> **What is asked**
Search the records for "instance". Copy every line where it appears.

Collected data entries
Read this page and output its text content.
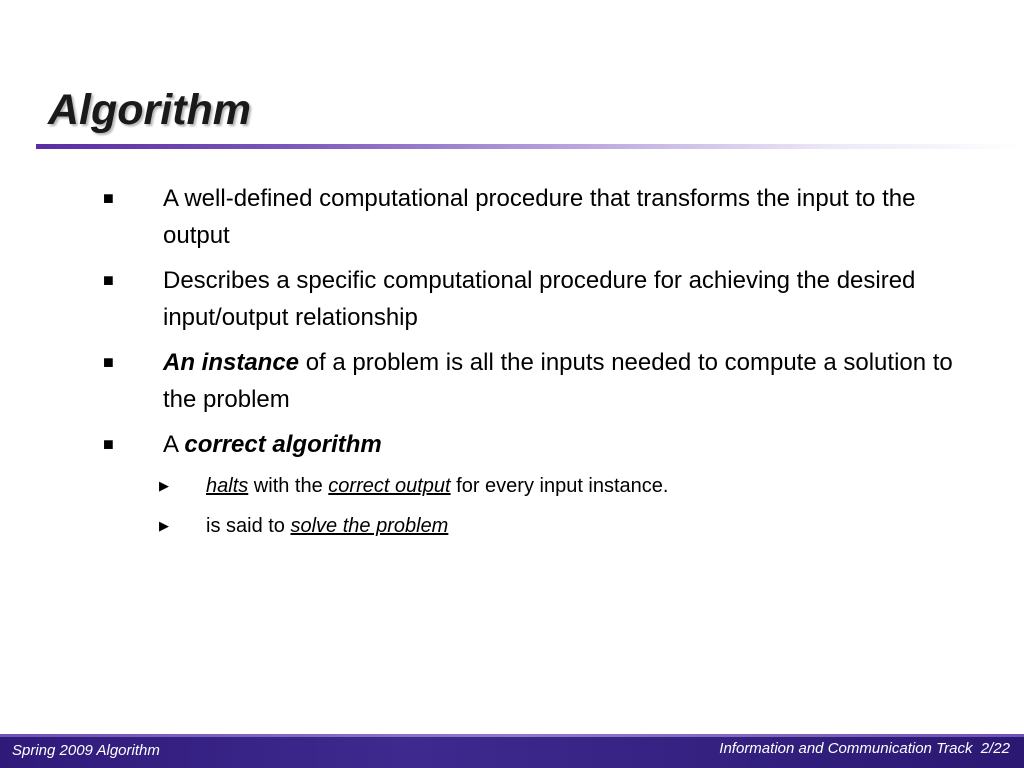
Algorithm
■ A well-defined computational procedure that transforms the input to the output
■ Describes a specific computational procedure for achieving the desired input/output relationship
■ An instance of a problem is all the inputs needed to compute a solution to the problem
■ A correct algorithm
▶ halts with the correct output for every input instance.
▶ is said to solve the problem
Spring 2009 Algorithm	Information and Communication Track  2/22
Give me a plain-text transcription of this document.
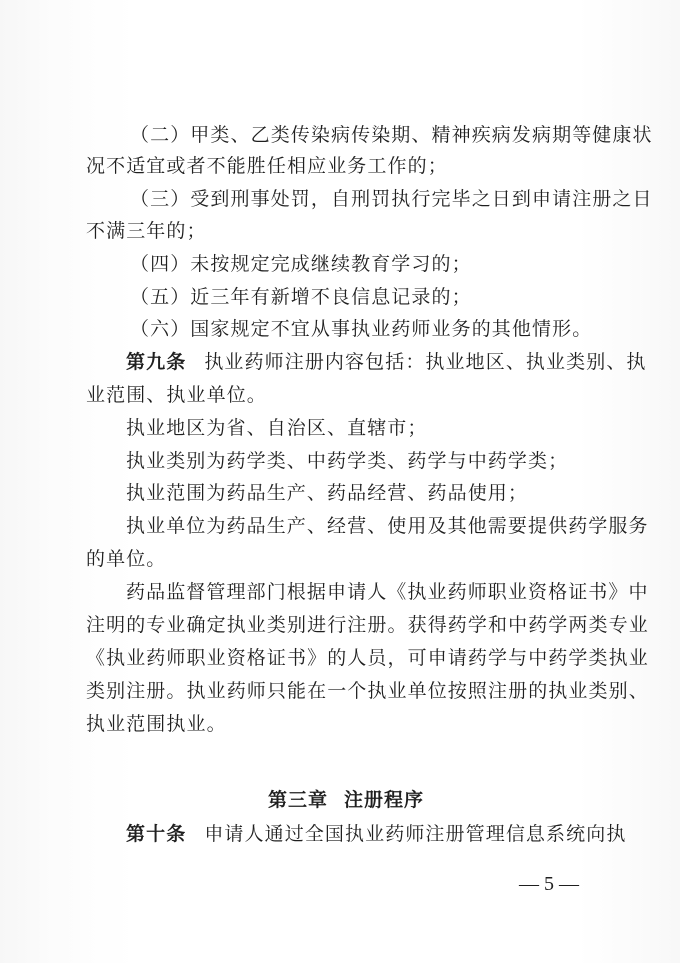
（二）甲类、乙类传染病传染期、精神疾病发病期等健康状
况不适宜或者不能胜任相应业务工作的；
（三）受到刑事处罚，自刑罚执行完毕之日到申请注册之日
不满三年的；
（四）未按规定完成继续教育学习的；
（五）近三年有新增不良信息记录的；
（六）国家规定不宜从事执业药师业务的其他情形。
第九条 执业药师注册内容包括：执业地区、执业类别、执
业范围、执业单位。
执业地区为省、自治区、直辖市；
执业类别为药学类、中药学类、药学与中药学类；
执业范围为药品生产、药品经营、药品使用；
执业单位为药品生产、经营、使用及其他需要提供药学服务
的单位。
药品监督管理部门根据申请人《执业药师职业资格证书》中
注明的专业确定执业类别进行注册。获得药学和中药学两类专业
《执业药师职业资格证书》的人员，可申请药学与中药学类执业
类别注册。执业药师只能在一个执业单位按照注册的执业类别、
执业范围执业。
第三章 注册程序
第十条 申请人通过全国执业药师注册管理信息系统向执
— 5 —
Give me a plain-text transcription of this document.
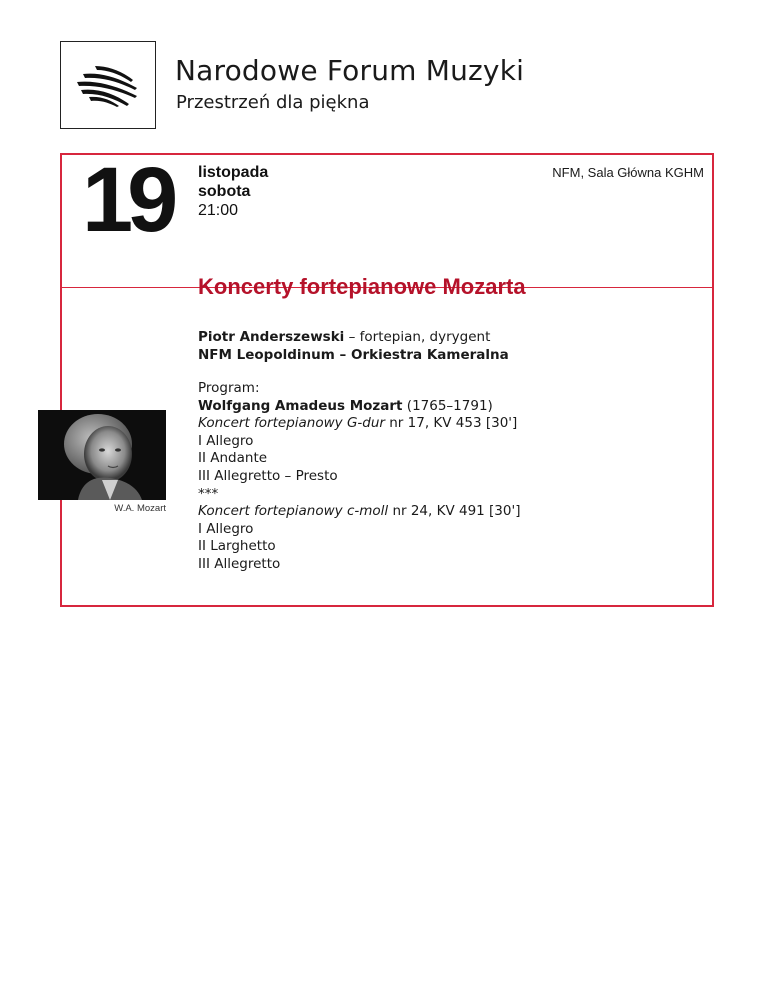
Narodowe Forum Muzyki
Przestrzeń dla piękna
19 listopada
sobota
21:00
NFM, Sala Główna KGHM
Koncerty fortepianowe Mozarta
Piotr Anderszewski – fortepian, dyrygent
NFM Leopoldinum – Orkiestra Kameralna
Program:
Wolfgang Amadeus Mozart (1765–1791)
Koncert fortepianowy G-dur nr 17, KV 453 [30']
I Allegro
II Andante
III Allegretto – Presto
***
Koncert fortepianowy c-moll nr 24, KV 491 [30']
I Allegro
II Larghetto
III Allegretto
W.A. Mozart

> **Task solution**
■ An instance of a problem is all the inputs needed to compute a solution to the problem
▶ halts with the correct output for every input instance.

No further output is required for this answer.